= Material to process =

=-=-=

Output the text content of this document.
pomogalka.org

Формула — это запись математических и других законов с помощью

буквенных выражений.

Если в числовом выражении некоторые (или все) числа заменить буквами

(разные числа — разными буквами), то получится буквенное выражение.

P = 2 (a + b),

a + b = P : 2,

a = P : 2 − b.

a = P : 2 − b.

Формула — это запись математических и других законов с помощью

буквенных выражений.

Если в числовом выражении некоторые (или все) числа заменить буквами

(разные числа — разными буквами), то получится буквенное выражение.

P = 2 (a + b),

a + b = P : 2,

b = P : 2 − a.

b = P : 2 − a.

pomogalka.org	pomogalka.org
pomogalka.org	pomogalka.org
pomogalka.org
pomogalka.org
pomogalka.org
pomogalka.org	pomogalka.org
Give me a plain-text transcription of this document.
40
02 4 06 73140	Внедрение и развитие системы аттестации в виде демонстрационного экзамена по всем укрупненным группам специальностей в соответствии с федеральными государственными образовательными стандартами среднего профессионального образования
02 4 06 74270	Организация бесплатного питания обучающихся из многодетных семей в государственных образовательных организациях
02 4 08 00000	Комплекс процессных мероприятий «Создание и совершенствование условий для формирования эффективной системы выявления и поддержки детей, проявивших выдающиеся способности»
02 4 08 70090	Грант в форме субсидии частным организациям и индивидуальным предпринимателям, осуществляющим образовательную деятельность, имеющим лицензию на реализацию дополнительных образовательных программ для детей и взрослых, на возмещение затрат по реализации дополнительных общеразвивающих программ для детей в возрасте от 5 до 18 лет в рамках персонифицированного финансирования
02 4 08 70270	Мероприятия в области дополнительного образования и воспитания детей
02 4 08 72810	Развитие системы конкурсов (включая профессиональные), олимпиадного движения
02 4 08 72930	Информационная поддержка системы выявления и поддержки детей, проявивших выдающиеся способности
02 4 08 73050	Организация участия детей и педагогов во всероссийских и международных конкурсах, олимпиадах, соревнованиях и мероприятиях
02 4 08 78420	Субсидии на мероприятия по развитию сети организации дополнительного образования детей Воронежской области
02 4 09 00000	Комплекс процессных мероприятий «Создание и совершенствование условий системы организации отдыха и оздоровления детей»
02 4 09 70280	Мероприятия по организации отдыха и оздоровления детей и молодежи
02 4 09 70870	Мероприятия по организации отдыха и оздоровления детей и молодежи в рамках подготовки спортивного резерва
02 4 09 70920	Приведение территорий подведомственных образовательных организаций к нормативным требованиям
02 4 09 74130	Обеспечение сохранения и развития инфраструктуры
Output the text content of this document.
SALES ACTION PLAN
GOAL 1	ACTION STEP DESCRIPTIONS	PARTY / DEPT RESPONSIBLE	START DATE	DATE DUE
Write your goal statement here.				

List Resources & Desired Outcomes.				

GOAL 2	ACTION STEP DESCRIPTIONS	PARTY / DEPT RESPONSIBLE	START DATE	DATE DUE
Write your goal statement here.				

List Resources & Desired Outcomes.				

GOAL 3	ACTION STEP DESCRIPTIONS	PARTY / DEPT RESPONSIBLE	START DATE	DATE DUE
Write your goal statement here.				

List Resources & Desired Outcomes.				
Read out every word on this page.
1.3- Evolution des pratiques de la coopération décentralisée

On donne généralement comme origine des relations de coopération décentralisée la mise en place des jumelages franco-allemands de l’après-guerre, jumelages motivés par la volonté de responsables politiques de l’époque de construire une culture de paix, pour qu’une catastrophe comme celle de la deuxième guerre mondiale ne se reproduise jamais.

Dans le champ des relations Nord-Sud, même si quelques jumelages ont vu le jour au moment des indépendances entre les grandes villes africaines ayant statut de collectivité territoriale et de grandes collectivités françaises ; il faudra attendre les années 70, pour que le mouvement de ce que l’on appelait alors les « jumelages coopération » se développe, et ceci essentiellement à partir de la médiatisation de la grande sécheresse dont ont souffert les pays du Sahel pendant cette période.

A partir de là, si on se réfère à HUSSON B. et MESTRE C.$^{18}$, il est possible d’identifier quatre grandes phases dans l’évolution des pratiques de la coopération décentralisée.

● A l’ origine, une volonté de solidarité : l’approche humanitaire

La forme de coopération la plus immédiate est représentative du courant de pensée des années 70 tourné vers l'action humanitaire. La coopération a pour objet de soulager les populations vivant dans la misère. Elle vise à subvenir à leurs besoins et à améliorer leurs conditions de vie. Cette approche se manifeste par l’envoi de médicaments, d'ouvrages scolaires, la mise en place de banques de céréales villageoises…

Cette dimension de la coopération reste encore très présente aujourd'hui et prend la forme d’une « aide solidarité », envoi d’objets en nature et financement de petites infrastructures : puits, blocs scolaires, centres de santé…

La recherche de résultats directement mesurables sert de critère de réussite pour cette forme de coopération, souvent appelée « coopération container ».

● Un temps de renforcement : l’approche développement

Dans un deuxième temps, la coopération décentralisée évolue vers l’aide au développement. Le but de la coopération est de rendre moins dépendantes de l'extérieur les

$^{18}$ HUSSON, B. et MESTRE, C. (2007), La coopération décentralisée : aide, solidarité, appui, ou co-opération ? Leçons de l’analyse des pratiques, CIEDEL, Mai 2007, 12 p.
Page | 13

=-=-=

= Given task =
Pull out each line of the listing that holds the string "проявивших".

= Worked solution =
02 4 08 00000	Комплекс процессных мероприятий «Создание и совершенствование условий для формирования эффективной системы выявления и поддержки детей, проявивших выдающиеся способности»
02 4 08 72930	Информационная поддержка системы выявления и поддержки детей, проявивших выдающиеся способности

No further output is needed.